* BEGIN Stored data *

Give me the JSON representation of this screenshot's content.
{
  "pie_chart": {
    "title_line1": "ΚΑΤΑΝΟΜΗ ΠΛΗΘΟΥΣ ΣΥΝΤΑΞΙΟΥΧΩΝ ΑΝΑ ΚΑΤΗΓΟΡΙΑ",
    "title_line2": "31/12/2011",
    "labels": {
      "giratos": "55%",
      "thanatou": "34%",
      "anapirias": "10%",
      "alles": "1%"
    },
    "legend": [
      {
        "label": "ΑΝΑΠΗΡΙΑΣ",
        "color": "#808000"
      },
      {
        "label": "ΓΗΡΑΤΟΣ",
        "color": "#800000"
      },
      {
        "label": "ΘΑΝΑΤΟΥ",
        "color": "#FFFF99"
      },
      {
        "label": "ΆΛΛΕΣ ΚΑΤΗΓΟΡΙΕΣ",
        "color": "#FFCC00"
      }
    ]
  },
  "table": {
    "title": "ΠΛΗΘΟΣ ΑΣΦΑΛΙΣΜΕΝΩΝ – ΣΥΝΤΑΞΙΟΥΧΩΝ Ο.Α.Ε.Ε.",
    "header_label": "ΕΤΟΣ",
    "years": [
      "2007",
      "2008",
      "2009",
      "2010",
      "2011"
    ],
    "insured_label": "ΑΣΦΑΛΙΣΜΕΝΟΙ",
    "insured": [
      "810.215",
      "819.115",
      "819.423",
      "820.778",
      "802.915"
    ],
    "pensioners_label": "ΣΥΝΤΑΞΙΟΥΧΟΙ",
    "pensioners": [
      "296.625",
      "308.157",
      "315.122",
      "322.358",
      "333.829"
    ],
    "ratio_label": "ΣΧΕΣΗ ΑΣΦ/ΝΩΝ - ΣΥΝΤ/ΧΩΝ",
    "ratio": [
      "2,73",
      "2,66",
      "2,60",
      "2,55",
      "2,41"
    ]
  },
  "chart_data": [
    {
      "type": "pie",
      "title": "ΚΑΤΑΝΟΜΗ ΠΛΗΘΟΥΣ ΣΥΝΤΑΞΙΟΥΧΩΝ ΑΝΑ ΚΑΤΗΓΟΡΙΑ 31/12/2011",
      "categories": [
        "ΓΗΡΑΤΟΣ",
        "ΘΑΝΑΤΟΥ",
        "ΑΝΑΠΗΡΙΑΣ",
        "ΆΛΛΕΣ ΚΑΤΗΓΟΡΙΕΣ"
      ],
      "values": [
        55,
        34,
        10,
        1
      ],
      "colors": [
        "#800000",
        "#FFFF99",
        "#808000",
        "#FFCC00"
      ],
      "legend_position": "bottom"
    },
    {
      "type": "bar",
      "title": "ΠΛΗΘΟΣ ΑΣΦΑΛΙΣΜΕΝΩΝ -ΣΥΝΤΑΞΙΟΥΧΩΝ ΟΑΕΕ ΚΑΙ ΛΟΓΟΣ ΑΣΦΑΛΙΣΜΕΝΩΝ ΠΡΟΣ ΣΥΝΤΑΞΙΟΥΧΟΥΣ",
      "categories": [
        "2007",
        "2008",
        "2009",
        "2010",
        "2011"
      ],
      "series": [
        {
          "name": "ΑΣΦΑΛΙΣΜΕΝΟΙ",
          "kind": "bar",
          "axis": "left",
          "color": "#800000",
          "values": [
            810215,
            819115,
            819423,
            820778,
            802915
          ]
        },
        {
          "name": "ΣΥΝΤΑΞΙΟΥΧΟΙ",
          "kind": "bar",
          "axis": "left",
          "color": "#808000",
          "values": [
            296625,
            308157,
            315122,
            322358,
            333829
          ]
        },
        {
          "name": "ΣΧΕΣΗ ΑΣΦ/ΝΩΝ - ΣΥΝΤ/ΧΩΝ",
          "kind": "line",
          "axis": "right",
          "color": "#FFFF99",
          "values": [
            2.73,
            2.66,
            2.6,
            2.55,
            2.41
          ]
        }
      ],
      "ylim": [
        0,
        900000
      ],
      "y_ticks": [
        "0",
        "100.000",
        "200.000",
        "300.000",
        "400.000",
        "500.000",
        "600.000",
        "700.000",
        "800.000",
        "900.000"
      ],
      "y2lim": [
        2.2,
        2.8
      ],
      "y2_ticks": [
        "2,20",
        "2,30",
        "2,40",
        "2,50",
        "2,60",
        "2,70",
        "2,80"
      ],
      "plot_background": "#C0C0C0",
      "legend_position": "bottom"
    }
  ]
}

* END Stored data *

■ Required task ■
Reproduce each line verbatim.

■ Full answer ■
Give me the JSON representation of this screenshot's content.
{
  "pie_chart": {
    "title_line1": "ΚΑΤΑΝΟΜΗ ΠΛΗΘΟΥΣ ΣΥΝΤΑΞΙΟΥΧΩΝ ΑΝΑ ΚΑΤΗΓΟΡΙΑ",
    "title_line2": "31/12/2011",
    "labels": {
      "giratos": "55%",
      "thanatou": "34%",
      "anapirias": "10%",
      "alles": "1%"
    },
    "legend": [
      {
        "label": "ΑΝΑΠΗΡΙΑΣ",
        "color": "#808000"
      },
      {
        "label": "ΓΗΡΑΤΟΣ",
        "color": "#800000"
      },
      {
        "label": "ΘΑΝΑΤΟΥ",
        "color": "#FFFF99"
      },
      {
        "label": "ΆΛΛΕΣ ΚΑΤΗΓΟΡΙΕΣ",
        "color": "#FFCC00"
      }
    ]
  },
  "table": {
    "title": "ΠΛΗΘΟΣ ΑΣΦΑΛΙΣΜΕΝΩΝ – ΣΥΝΤΑΞΙΟΥΧΩΝ Ο.Α.Ε.Ε.",
    "header_label": "ΕΤΟΣ",
    "years": [
      "2007",
      "2008",
      "2009",
      "2010",
      "2011"
    ],
    "insured_label": "ΑΣΦΑΛΙΣΜΕΝΟΙ",
    "insured": [
      "810.215",
      "819.115",
      "819.423",
      "820.778",
      "802.915"
    ],
    "pensioners_label": "ΣΥΝΤΑΞΙΟΥΧΟΙ",
    "pensioners": [
      "296.625",
      "308.157",
      "315.122",
      "322.358",
      "333.829"
    ],
    "ratio_label": "ΣΧΕΣΗ ΑΣΦ/ΝΩΝ - ΣΥΝΤ/ΧΩΝ",
    "ratio": [
      "2,73",
      "2,66",
      "2,60",
      "2,55",
      "2,41"
    ]
  },
  "chart_data": [
    {
      "type": "pie",
      "title": "ΚΑΤΑΝΟΜΗ ΠΛΗΘΟΥΣ ΣΥΝΤΑΞΙΟΥΧΩΝ ΑΝΑ ΚΑΤΗΓΟΡΙΑ 31/12/2011",
      "categories": [
        "ΓΗΡΑΤΟΣ",
        "ΘΑΝΑΤΟΥ",
        "ΑΝΑΠΗΡΙΑΣ",
        "ΆΛΛΕΣ ΚΑΤΗΓΟΡΙΕΣ"
      ],
      "values": [
        55,
        34,
        10,
        1
      ],
      "colors": [
        "#800000",
        "#FFFF99",
        "#808000",
        "#FFCC00"
      ],
      "legend_position": "bottom"
    },
    {
      "type": "bar",
      "title": "ΠΛΗΘΟΣ ΑΣΦΑΛΙΣΜΕΝΩΝ -ΣΥΝΤΑΞΙΟΥΧΩΝ ΟΑΕΕ ΚΑΙ ΛΟΓΟΣ ΑΣΦΑΛΙΣΜΕΝΩΝ ΠΡΟΣ ΣΥΝΤΑΞΙΟΥΧΟΥΣ",
      "categories": [
        "2007",
        "2008",
        "2009",
        "2010",
        "2011"
      ],
      "series": [
        {
          "name": "ΑΣΦΑΛΙΣΜΕΝΟΙ",
          "kind": "bar",
          "axis": "left",
          "color": "#800000",
          "values": [
            810215,
            819115,
            819423,
            820778,
            802915
          ]
        },
        {
          "name": "ΣΥΝΤΑΞΙΟΥΧΟΙ",
          "kind": "bar",
          "axis": "left",
          "color": "#808000",
          "values": [
            296625,
            308157,
            315122,
            322358,
            333829
          ]
        },
        {
          "name": "ΣΧΕΣΗ ΑΣΦ/ΝΩΝ - ΣΥΝΤ/ΧΩΝ",
          "kind": "line",
          "axis": "right",
          "color": "#FFFF99",
          "values": [
            2.73,
            2.66,
            2.6,
            2.55,
            2.41
          ]
        }
      ],
      "ylim": [
        0,
        900000
      ],
      "y_ticks": [
        "0",
        "100.000",
        "200.000",
        "300.000",
        "400.000",
        "500.000",
        "600.000",
        "700.000",
        "800.000",
        "900.000"
      ],
      "y2lim": [
        2.2,
        2.8
      ],
      "y2_ticks": [
        "2,20",
        "2,30",
        "2,40",
        "2,50",
        "2,60",
        "2,70",
        "2,80"
      ],
      "plot_background": "#C0C0C0",
      "legend_position": "bottom"
    }
  ]
}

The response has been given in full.